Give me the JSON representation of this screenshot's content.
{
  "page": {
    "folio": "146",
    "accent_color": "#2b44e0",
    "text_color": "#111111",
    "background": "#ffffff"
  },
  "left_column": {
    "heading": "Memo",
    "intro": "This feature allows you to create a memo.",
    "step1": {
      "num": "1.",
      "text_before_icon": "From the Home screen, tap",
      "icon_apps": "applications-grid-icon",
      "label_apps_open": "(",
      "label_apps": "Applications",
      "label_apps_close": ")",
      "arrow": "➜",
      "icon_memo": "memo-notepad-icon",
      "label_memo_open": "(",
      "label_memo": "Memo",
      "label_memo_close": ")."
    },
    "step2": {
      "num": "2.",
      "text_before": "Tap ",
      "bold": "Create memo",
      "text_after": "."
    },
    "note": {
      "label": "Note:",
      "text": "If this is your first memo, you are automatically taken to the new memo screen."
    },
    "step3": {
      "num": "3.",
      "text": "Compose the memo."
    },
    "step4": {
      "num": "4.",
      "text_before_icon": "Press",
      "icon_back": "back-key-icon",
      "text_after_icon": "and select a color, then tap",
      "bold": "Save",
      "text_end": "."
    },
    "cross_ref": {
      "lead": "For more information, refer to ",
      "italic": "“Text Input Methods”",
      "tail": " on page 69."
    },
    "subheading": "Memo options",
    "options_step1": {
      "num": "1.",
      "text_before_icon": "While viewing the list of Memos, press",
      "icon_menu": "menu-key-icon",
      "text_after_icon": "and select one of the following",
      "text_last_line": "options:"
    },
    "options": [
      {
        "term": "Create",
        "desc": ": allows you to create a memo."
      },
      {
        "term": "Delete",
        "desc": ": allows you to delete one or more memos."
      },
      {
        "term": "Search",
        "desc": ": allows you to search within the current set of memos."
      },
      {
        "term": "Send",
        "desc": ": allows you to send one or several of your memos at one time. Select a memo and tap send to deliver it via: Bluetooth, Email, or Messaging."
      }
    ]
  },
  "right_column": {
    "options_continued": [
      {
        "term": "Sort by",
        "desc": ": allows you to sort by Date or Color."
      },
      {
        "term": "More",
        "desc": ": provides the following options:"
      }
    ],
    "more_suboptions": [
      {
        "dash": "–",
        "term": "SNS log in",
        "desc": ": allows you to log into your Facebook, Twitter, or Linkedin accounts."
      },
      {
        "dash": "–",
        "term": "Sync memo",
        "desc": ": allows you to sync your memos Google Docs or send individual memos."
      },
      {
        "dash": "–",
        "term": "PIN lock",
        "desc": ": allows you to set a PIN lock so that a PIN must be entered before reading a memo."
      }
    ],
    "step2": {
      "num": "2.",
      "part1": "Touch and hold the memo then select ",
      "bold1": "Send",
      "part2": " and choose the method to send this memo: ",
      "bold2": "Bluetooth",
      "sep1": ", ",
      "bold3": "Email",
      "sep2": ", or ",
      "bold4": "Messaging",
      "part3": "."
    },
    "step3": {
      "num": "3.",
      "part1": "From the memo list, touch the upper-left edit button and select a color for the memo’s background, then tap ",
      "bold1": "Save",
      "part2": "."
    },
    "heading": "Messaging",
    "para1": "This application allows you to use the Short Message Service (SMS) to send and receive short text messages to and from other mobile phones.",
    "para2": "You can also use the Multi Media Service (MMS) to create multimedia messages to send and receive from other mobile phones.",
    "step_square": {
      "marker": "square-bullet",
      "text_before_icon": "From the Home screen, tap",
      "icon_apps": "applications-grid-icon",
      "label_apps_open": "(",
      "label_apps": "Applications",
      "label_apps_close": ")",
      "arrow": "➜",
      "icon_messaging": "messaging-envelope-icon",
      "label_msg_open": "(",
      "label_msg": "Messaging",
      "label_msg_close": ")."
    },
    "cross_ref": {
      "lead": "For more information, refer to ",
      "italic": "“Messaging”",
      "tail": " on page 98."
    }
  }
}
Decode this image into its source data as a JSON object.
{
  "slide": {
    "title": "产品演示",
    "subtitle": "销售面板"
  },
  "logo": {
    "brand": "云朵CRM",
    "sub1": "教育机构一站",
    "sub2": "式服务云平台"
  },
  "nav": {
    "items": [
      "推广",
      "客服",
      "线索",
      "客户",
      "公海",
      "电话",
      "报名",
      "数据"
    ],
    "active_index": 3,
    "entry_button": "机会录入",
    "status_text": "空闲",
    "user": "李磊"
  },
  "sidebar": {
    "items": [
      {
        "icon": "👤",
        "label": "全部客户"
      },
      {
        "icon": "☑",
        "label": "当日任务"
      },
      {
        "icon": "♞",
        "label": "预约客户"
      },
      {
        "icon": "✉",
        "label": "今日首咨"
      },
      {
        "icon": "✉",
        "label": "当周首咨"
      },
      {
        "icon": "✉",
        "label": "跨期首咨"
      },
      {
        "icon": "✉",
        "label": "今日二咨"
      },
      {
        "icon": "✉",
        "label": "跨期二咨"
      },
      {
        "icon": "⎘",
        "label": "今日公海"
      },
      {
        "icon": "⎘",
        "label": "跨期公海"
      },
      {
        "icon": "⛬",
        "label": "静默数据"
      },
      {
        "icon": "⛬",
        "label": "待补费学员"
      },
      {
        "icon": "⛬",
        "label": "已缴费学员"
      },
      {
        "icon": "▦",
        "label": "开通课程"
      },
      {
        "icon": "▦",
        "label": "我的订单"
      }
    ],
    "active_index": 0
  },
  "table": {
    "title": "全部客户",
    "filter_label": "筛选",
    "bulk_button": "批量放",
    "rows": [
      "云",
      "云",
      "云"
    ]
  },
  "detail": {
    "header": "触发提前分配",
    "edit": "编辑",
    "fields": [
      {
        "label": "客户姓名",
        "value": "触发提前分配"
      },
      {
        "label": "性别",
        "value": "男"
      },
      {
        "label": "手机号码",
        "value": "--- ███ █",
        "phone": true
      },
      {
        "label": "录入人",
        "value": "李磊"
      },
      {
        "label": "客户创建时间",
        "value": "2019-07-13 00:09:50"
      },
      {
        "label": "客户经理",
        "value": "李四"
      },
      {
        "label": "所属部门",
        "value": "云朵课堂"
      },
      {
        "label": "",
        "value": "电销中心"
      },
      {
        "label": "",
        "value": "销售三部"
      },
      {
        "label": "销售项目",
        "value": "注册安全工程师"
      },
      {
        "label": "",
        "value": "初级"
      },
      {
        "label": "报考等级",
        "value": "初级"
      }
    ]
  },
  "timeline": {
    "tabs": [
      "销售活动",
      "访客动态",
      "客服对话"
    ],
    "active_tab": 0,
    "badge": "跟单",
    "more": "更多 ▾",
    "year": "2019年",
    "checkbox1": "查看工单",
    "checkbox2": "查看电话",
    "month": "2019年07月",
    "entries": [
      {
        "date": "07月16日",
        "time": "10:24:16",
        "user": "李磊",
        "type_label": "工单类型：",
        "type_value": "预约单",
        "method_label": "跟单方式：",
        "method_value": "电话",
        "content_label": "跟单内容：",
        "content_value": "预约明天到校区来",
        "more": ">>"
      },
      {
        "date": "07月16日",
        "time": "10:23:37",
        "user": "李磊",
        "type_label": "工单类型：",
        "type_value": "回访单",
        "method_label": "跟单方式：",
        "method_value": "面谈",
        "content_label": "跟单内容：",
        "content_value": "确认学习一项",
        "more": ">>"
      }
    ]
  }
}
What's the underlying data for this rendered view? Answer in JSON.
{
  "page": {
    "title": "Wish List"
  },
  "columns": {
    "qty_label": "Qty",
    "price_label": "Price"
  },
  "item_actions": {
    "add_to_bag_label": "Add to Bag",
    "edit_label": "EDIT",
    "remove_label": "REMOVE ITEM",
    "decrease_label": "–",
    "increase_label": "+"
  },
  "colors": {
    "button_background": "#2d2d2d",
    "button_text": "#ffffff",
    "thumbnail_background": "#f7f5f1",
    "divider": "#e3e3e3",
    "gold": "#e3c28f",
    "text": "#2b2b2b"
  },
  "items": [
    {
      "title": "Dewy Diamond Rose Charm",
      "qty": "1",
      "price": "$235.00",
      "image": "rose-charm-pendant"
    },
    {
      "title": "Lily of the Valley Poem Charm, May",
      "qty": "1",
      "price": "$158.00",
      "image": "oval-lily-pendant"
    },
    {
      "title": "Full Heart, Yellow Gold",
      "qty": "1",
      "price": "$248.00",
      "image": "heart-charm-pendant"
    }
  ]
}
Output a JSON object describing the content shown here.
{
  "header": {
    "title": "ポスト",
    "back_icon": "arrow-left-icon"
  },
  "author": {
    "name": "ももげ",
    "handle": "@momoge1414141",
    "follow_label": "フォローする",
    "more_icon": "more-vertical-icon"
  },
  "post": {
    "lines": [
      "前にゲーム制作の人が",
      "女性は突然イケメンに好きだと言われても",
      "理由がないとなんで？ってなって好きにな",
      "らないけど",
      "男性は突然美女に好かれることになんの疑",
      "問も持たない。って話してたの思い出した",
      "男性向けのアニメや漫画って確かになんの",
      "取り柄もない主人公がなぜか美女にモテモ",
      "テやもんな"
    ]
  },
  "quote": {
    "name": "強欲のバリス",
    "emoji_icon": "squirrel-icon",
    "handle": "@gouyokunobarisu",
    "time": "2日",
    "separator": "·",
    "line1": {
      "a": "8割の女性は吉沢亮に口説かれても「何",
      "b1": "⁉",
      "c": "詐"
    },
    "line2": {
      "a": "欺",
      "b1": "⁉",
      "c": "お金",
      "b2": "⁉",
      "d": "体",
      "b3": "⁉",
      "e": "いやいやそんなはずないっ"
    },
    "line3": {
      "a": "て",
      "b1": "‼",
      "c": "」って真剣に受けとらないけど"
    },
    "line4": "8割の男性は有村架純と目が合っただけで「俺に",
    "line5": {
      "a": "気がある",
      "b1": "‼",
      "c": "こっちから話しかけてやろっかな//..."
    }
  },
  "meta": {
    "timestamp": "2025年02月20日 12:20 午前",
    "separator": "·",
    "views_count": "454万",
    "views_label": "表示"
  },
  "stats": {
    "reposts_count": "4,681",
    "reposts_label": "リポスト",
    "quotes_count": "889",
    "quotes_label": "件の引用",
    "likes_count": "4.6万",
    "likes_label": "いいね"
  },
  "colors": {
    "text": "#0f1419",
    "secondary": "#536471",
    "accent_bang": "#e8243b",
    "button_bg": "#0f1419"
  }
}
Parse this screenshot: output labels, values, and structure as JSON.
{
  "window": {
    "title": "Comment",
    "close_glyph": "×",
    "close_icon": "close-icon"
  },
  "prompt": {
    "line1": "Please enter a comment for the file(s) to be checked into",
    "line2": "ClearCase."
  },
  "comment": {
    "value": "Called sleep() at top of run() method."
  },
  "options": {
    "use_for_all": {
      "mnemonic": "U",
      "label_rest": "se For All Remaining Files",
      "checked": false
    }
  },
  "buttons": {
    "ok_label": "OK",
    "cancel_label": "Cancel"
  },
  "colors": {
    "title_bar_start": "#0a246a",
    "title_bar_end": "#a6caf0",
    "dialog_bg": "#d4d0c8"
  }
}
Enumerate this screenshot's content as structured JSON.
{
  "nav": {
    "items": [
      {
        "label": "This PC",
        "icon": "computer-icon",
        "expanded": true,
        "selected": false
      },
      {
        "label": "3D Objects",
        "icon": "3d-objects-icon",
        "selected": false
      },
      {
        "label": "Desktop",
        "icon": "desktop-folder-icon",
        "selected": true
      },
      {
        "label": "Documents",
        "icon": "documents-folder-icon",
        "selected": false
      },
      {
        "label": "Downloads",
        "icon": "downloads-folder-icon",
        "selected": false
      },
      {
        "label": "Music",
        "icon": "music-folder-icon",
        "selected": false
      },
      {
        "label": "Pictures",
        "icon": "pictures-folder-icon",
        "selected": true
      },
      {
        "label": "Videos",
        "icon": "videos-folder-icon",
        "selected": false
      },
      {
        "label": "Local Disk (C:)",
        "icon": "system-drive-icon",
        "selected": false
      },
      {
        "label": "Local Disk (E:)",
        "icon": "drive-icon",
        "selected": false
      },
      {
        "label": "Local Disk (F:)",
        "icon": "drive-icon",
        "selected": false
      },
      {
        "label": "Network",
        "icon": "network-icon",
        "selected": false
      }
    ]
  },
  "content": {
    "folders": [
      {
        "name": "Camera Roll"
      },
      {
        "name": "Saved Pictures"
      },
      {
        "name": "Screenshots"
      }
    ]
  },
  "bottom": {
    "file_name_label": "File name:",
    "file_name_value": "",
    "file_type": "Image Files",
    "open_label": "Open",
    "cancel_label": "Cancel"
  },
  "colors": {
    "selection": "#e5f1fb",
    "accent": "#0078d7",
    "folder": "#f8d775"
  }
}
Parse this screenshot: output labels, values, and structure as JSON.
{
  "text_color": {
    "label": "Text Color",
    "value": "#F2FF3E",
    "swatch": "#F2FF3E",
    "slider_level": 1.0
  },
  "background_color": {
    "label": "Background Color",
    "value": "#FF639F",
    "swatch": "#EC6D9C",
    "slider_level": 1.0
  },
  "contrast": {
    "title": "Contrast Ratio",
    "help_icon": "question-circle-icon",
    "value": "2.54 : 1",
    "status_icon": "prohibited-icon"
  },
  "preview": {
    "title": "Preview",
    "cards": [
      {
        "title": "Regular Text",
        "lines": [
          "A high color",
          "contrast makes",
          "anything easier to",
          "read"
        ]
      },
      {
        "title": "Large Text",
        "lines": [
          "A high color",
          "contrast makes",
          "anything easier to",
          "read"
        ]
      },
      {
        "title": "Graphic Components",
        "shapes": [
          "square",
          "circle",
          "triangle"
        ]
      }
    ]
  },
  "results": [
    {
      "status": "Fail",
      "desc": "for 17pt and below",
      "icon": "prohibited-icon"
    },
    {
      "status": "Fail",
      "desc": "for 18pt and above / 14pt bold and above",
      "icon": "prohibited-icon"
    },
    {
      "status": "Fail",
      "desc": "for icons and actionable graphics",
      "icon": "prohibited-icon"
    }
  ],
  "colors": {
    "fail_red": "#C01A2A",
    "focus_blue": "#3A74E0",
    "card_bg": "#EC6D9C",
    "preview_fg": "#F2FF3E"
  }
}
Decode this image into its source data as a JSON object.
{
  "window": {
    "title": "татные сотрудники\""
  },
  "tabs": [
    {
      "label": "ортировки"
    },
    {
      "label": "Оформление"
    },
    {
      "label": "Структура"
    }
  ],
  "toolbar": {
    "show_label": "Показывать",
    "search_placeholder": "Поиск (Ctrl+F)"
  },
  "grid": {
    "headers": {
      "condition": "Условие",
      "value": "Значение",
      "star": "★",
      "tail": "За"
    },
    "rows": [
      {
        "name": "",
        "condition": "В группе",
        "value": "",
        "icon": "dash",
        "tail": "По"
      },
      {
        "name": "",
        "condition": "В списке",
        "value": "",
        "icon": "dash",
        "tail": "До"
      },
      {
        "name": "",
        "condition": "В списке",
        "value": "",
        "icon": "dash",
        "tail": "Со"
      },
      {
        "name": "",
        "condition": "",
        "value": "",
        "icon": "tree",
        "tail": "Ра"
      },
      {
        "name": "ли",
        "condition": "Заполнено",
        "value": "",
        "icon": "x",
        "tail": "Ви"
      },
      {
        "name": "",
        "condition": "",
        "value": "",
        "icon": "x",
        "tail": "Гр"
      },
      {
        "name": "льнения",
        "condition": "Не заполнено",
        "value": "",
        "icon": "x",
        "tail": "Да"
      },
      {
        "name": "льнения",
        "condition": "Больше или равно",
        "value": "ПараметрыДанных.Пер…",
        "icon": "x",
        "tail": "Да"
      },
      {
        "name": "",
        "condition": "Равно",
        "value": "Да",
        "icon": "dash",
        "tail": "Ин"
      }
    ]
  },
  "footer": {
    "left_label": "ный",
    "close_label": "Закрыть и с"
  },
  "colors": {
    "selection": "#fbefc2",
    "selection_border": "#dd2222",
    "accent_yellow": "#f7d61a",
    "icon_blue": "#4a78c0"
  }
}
•••
### Description of the task
Count up the lines in the listing that hold the word "then", and give that number only.

### Written response
3